LISTING
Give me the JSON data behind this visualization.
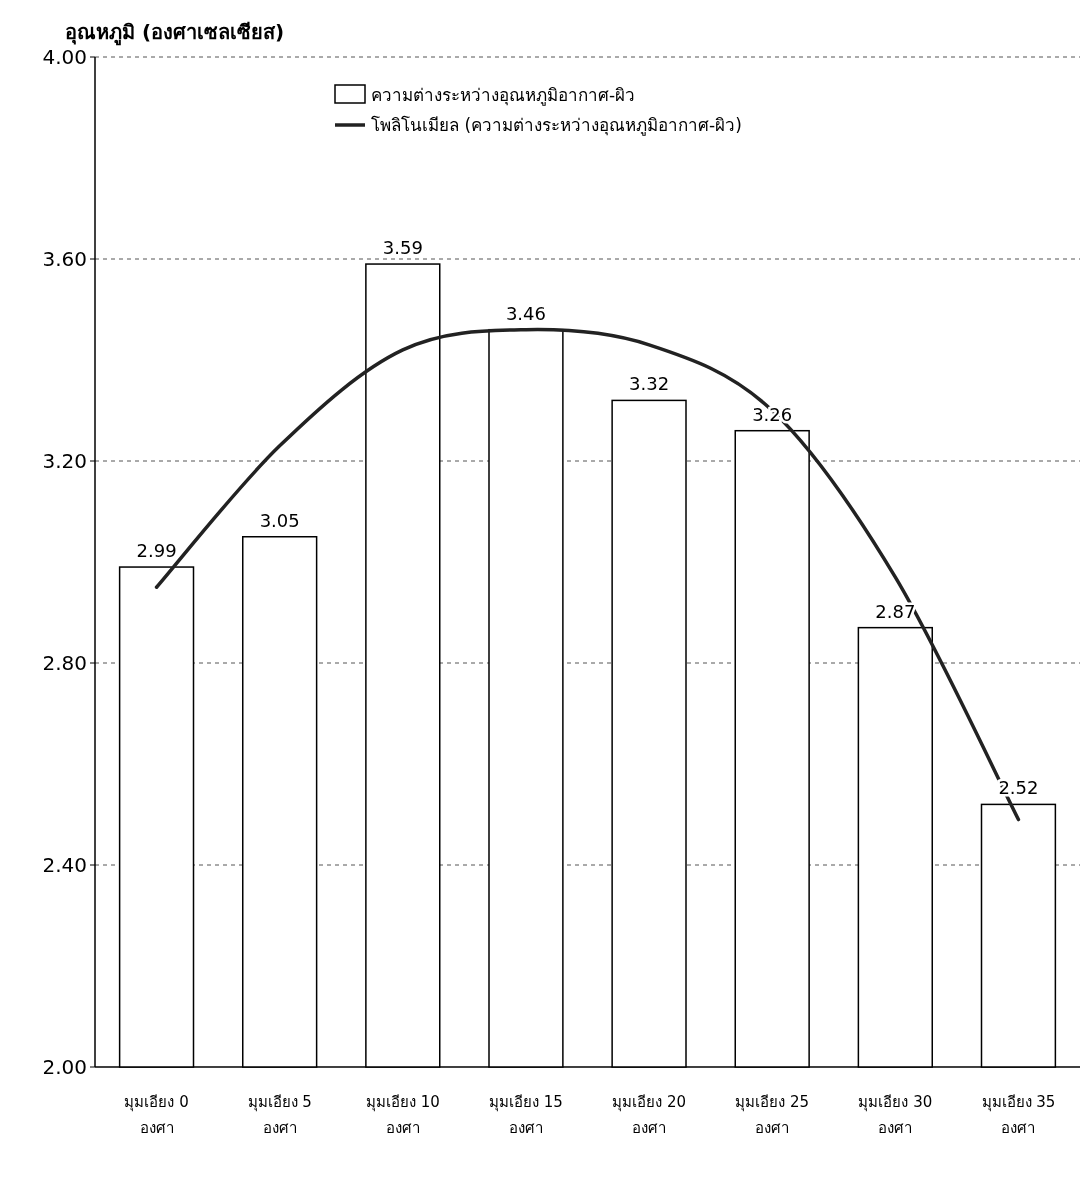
{
  "chart_data": {
    "type": "bar",
    "ylabel": "อุณหภูมิ (องศาเซลเซียส)",
    "categories": [
      "มุมเอียง 0 องศา",
      "มุมเอียง 5 องศา",
      "มุมเอียง 10 องศา",
      "มุมเอียง 15 องศา",
      "มุมเอียง 20 องศา",
      "มุมเอียง 25 องศา",
      "มุมเอียง 30 องศา",
      "มุมเอียง 35 องศา"
    ],
    "series": [
      {
        "name": "ความต่างระหว่างอุณหภูมิอากาศ-ผิว",
        "color": "#ffffff",
        "values": [
          2.99,
          3.05,
          3.59,
          3.46,
          3.32,
          3.26,
          2.87,
          2.52
        ],
        "value_labels": [
          "2.99",
          "3.05",
          "3.59",
          "3.46",
          "3.32",
          "3.26",
          "2.87",
          "2.52"
        ]
      },
      {
        "name": "โพลิโนเมียล (ความต่างระหว่างอุณหภูมิอากาศ-ผิว)",
        "type": "line",
        "color": "#222222",
        "values": [
          2.95,
          3.23,
          3.42,
          3.46,
          3.43,
          3.3,
          2.97,
          2.49
        ]
      }
    ],
    "ylim": [
      2,
      4
    ],
    "yticks": [
      {
        "value": 2,
        "label": "2.00"
      },
      {
        "value": 2.4,
        "label": "2.40"
      },
      {
        "value": 2.8,
        "label": "2.80"
      },
      {
        "value": 3.2,
        "label": "3.20"
      },
      {
        "value": 3.6,
        "label": "3.60"
      },
      {
        "value": 4,
        "label": "4.00"
      }
    ],
    "grid": "y",
    "legend": "top"
  }
}
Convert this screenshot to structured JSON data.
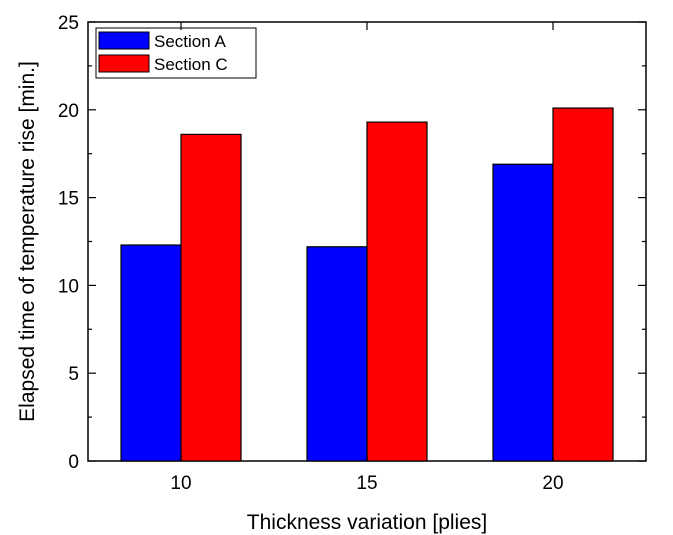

TASK TO COMPLETE
Transcribe the records above exactly, leaving out every picture.

PROBLEM SOLUTION
Give me the JSON data behind this visualization.
{
  "chart_data": {
    "type": "bar",
    "ylabel": "อุณหภูมิ (องศาเซลเซียส)",
    "categories": [
      "มุมเอียง 0 องศา",
      "มุมเอียง 5 องศา",
      "มุมเอียง 10 องศา",
      "มุมเอียง 15 องศา",
      "มุมเอียง 20 องศา",
      "มุมเอียง 25 องศา",
      "มุมเอียง 30 องศา",
      "มุมเอียง 35 องศา"
    ],
    "series": [
      {
        "name": "ความต่างระหว่างอุณหภูมิอากาศ-ผิว",
        "color": "#ffffff",
        "values": [
          2.99,
          3.05,
          3.59,
          3.46,
          3.32,
          3.26,
          2.87,
          2.52
        ],
        "value_labels": [
          "2.99",
          "3.05",
          "3.59",
          "3.46",
          "3.32",
          "3.26",
          "2.87",
          "2.52"
        ]
      },
      {
        "name": "โพลิโนเมียล (ความต่างระหว่างอุณหภูมิอากาศ-ผิว)",
        "type": "line",
        "color": "#222222",
        "values": [
          2.95,
          3.23,
          3.42,
          3.46,
          3.43,
          3.3,
          2.97,
          2.49
        ]
      }
    ],
    "ylim": [
      2,
      4
    ],
    "yticks": [
      {
        "value": 2,
        "label": "2.00"
      },
      {
        "value": 2.4,
        "label": "2.40"
      },
      {
        "value": 2.8,
        "label": "2.80"
      },
      {
        "value": 3.2,
        "label": "3.20"
      },
      {
        "value": 3.6,
        "label": "3.60"
      },
      {
        "value": 4,
        "label": "4.00"
      }
    ],
    "grid": "y",
    "legend": "top"
  }
}
Convert this screenshot to structured JSON data.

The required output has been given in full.